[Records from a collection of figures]
++++++++++
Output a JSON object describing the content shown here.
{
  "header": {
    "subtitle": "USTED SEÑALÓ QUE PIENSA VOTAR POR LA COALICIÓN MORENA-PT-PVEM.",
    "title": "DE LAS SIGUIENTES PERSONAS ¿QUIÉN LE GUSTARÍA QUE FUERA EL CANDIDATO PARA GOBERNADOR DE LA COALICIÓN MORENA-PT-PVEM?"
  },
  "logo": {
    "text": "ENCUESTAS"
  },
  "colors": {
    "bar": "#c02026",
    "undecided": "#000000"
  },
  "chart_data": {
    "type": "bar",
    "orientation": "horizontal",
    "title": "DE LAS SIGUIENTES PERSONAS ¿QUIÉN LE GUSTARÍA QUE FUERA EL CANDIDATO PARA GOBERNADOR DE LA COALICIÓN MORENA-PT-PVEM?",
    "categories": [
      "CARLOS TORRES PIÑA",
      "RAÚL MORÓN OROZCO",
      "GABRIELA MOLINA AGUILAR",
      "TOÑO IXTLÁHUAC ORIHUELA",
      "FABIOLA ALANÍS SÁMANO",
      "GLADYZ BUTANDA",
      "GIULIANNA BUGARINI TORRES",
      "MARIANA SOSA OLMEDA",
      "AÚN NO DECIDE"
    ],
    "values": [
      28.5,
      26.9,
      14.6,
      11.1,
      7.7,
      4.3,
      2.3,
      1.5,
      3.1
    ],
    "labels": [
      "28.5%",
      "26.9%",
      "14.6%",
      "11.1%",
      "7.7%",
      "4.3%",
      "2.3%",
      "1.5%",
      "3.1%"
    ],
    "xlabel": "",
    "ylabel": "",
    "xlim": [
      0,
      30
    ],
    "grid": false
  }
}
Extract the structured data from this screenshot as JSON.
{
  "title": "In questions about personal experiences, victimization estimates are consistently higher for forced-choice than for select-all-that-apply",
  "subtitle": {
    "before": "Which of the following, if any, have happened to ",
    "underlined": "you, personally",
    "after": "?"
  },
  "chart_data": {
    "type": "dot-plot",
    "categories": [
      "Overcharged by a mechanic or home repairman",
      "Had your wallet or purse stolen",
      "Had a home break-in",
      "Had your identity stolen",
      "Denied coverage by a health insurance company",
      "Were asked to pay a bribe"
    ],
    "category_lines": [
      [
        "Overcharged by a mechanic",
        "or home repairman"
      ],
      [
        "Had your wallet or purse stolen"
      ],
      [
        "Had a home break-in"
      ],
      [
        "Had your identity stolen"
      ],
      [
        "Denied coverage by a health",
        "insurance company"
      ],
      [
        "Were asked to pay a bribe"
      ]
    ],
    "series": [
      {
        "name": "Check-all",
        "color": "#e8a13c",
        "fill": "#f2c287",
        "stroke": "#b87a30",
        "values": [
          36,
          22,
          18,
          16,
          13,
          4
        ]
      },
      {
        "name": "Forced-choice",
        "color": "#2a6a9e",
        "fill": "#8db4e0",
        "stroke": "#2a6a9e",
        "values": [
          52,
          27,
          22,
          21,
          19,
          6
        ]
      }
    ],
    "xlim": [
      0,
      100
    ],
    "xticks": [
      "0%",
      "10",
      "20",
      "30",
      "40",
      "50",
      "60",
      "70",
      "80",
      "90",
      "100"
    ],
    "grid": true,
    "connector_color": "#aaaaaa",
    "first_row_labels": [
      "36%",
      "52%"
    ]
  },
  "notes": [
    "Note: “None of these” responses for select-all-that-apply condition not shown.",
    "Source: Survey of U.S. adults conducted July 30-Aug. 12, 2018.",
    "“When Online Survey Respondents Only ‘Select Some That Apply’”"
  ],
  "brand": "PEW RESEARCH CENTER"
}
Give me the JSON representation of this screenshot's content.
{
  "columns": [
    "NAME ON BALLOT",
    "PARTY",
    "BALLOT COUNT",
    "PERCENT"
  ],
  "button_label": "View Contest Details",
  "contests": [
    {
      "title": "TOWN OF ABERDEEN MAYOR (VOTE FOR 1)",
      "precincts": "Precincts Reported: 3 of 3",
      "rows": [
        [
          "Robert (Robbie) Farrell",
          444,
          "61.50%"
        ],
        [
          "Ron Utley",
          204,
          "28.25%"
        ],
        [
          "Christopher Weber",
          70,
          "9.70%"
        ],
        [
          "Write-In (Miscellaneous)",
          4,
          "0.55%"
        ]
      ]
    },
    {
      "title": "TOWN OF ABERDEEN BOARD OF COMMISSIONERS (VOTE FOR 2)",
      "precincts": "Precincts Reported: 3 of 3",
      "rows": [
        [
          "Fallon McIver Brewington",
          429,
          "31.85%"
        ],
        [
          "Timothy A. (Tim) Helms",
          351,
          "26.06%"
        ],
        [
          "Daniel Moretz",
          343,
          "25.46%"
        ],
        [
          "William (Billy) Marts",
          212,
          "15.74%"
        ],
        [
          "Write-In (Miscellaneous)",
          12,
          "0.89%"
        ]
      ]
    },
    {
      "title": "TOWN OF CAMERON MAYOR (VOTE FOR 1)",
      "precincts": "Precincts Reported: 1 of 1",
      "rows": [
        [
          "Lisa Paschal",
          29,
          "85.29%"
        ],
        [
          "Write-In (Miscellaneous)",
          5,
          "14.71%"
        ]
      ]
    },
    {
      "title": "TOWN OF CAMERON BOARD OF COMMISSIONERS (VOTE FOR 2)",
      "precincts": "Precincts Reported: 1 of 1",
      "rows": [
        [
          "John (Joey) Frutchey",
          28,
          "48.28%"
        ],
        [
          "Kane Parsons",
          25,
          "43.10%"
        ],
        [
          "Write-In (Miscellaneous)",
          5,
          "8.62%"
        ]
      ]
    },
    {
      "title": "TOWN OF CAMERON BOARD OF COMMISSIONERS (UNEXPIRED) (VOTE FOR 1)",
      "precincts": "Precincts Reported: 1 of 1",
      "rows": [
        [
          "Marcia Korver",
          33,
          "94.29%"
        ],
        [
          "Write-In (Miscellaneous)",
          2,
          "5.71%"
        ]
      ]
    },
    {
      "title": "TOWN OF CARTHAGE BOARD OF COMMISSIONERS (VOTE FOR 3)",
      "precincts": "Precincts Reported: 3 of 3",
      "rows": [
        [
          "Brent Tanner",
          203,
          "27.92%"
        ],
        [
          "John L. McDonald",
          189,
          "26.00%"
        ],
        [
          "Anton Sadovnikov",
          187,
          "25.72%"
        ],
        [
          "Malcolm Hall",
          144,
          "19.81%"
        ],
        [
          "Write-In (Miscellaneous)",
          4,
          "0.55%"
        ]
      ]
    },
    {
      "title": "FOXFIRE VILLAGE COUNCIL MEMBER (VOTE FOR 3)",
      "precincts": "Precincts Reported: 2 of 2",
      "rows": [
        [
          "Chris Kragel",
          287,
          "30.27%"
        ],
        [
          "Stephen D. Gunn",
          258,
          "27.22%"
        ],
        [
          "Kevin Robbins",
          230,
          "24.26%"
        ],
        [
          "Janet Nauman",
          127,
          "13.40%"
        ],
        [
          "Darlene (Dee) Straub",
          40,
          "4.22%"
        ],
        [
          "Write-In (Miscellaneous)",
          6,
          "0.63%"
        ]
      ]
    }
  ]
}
++++++++++
Lines in the records that hold the word "COMMISSIONERS" are to be counted; give only the total.

• [CORRECT OUTPUT]:
4